* DO THIS
Reproduce the line that contains "Output a JSON" and every line after it through the end of the records, exactly, with nothing added.

* INPUT MATERIAL
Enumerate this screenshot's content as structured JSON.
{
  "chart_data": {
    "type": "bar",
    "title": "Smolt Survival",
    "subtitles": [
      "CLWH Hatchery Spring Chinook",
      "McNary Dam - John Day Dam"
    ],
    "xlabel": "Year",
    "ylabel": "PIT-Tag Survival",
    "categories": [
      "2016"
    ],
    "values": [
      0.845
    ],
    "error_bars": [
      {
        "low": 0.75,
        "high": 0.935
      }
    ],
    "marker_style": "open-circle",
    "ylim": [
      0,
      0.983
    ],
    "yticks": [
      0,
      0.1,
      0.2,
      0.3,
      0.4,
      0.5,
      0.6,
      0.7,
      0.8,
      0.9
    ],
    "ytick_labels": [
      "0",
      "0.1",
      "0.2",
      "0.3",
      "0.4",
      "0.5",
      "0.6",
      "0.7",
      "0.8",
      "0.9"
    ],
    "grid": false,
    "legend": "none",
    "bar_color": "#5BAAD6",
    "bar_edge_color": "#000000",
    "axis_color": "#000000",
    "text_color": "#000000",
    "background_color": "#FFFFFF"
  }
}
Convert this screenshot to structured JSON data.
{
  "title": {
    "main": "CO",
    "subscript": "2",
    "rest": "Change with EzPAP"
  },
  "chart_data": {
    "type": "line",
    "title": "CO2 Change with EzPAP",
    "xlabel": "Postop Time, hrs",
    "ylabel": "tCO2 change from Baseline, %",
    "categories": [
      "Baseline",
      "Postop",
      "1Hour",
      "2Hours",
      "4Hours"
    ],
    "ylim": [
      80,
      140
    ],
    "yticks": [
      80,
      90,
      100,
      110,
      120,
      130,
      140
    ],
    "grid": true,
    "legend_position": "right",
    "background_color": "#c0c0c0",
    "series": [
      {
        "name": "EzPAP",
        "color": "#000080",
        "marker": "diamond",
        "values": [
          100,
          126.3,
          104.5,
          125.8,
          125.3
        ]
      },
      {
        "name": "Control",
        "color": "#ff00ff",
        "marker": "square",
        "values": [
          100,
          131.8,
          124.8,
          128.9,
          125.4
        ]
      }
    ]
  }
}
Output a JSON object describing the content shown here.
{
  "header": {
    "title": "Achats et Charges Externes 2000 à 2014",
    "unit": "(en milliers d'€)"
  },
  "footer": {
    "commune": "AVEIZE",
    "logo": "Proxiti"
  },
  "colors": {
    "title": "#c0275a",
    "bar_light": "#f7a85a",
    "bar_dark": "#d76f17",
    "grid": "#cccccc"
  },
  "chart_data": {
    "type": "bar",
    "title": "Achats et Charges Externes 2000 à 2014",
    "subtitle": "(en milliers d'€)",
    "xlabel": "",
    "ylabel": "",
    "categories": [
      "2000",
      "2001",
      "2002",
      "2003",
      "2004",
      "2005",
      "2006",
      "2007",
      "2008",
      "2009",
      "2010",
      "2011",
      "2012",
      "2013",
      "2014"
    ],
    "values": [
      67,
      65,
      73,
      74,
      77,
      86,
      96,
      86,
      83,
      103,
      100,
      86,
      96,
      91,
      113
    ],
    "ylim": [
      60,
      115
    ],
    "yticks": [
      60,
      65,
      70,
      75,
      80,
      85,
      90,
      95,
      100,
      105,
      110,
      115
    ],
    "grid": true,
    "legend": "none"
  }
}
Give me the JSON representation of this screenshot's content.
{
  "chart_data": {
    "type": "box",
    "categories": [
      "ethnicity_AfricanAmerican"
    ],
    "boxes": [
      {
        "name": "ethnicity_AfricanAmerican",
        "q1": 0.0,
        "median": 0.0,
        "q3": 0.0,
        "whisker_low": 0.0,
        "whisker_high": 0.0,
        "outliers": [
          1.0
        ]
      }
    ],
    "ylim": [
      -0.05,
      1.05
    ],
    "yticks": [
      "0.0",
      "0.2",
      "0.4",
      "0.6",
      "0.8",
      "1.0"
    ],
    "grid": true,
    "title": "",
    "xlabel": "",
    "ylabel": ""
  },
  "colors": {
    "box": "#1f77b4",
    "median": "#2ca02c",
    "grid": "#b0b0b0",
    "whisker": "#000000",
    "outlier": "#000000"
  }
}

* IN RESPONSE
Output a JSON object describing the content shown here.
{
  "header": {
    "title": "Achats et Charges Externes 2000 à 2014",
    "unit": "(en milliers d'€)"
  },
  "footer": {
    "commune": "AVEIZE",
    "logo": "Proxiti"
  },
  "colors": {
    "title": "#c0275a",
    "bar_light": "#f7a85a",
    "bar_dark": "#d76f17",
    "grid": "#cccccc"
  },
  "chart_data": {
    "type": "bar",
    "title": "Achats et Charges Externes 2000 à 2014",
    "subtitle": "(en milliers d'€)",
    "xlabel": "",
    "ylabel": "",
    "categories": [
      "2000",
      "2001",
      "2002",
      "2003",
      "2004",
      "2005",
      "2006",
      "2007",
      "2008",
      "2009",
      "2010",
      "2011",
      "2012",
      "2013",
      "2014"
    ],
    "values": [
      67,
      65,
      73,
      74,
      77,
      86,
      96,
      86,
      83,
      103,
      100,
      86,
      96,
      91,
      113
    ],
    "ylim": [
      60,
      115
    ],
    "yticks": [
      60,
      65,
      70,
      75,
      80,
      85,
      90,
      95,
      100,
      105,
      110,
      115
    ],
    "grid": true,
    "legend": "none"
  }
}
Give me the JSON representation of this screenshot's content.
{
  "chart_data": {
    "type": "box",
    "categories": [
      "ethnicity_AfricanAmerican"
    ],
    "boxes": [
      {
        "name": "ethnicity_AfricanAmerican",
        "q1": 0.0,
        "median": 0.0,
        "q3": 0.0,
        "whisker_low": 0.0,
        "whisker_high": 0.0,
        "outliers": [
          1.0
        ]
      }
    ],
    "ylim": [
      -0.05,
      1.05
    ],
    "yticks": [
      "0.0",
      "0.2",
      "0.4",
      "0.6",
      "0.8",
      "1.0"
    ],
    "grid": true,
    "title": "",
    "xlabel": "",
    "ylabel": ""
  },
  "colors": {
    "box": "#1f77b4",
    "median": "#2ca02c",
    "grid": "#b0b0b0",
    "whisker": "#000000",
    "outlier": "#000000"
  }
}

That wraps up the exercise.